Search the data for the word "JSON" and copy every line that contains it.

Records from a collection of figures
********
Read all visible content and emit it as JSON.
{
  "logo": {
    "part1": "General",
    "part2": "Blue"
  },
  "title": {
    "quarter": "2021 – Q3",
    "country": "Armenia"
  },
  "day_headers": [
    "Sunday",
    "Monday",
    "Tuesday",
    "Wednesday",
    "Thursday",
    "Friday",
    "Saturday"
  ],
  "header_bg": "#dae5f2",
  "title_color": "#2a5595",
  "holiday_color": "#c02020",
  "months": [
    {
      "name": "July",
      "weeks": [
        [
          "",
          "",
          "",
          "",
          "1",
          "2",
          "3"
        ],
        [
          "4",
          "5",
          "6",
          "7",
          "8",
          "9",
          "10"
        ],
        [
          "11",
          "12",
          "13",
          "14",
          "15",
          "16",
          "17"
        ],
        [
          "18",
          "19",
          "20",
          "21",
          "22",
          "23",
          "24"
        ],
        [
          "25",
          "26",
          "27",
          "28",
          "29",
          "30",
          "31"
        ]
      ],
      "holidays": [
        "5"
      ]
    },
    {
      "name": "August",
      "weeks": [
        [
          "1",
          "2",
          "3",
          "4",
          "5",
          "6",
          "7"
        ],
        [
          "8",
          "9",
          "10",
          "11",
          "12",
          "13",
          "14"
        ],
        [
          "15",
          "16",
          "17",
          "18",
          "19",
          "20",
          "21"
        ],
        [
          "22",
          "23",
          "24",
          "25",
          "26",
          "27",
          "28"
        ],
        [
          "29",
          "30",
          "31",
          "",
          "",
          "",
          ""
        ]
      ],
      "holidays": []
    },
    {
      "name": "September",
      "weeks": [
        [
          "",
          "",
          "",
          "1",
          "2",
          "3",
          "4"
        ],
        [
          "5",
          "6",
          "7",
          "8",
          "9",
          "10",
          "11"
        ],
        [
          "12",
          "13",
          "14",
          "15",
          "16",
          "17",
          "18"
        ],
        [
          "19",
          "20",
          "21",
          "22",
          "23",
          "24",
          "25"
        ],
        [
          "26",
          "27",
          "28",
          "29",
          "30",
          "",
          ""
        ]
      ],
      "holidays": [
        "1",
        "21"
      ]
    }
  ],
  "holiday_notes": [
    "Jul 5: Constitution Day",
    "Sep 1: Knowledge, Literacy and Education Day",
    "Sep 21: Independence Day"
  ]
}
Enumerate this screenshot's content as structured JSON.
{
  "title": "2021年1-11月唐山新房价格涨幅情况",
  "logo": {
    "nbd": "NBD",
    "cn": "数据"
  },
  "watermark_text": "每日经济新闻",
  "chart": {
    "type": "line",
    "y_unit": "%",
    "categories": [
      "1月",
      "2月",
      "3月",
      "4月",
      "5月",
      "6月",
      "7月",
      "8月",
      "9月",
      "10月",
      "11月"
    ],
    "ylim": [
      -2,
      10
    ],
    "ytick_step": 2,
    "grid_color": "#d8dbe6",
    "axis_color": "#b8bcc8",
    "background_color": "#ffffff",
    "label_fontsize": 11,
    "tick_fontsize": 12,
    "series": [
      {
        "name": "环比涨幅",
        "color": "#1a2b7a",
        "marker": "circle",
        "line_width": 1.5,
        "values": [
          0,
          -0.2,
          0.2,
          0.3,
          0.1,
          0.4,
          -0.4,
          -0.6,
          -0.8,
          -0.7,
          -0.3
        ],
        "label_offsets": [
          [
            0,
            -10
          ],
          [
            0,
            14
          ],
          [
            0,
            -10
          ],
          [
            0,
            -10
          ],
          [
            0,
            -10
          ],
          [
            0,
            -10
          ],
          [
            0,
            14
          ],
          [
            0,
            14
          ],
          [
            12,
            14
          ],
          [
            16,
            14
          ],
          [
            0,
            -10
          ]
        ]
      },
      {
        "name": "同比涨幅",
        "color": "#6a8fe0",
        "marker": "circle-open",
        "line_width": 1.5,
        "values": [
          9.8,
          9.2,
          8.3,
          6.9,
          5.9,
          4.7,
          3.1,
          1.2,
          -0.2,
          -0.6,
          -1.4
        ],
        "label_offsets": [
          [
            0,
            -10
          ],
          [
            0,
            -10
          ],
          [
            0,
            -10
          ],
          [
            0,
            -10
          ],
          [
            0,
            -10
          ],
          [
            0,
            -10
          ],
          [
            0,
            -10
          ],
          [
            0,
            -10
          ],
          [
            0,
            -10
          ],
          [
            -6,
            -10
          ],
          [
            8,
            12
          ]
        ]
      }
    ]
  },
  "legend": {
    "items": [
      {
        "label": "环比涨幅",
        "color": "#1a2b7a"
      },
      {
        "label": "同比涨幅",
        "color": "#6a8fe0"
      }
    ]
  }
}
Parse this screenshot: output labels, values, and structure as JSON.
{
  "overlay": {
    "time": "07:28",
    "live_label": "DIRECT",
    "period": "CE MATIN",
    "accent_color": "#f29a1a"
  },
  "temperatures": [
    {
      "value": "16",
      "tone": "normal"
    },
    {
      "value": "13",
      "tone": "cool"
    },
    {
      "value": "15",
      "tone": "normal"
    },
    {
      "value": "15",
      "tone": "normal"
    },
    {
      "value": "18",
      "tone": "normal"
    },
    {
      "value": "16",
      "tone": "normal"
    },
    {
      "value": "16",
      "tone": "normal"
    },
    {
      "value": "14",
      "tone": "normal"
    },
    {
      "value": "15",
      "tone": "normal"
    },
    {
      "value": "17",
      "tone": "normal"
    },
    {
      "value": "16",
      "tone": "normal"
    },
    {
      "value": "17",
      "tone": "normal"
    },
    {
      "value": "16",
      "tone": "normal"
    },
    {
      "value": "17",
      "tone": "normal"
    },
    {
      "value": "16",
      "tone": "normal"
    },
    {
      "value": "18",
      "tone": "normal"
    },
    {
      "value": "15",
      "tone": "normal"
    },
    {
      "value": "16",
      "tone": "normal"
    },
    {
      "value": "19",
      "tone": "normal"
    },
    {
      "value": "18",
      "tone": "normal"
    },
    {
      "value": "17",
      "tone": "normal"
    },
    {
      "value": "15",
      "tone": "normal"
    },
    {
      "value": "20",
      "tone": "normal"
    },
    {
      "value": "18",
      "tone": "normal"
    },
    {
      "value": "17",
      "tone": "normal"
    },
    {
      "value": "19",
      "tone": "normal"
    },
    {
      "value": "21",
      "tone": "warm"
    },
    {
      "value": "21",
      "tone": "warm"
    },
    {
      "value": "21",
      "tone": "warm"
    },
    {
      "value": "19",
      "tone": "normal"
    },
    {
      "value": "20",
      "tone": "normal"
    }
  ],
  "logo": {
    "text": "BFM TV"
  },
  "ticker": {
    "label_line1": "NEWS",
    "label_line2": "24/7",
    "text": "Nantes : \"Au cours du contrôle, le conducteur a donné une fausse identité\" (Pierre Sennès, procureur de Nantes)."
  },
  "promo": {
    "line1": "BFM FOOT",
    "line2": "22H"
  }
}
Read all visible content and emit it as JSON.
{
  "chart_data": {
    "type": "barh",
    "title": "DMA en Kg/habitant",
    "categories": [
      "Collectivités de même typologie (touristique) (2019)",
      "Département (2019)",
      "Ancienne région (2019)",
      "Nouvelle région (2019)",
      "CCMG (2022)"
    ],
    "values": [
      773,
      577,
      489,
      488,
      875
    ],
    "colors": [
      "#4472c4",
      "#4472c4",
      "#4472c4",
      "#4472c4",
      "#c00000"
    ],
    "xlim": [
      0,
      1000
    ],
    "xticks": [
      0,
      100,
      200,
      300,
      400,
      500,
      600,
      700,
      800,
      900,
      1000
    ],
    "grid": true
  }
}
********
§ Output below:
Read all visible content and emit it as JSON.
Enumerate this screenshot's content as structured JSON.
Parse this screenshot: output labels, values, and structure as JSON.
Read all visible content and emit it as JSON.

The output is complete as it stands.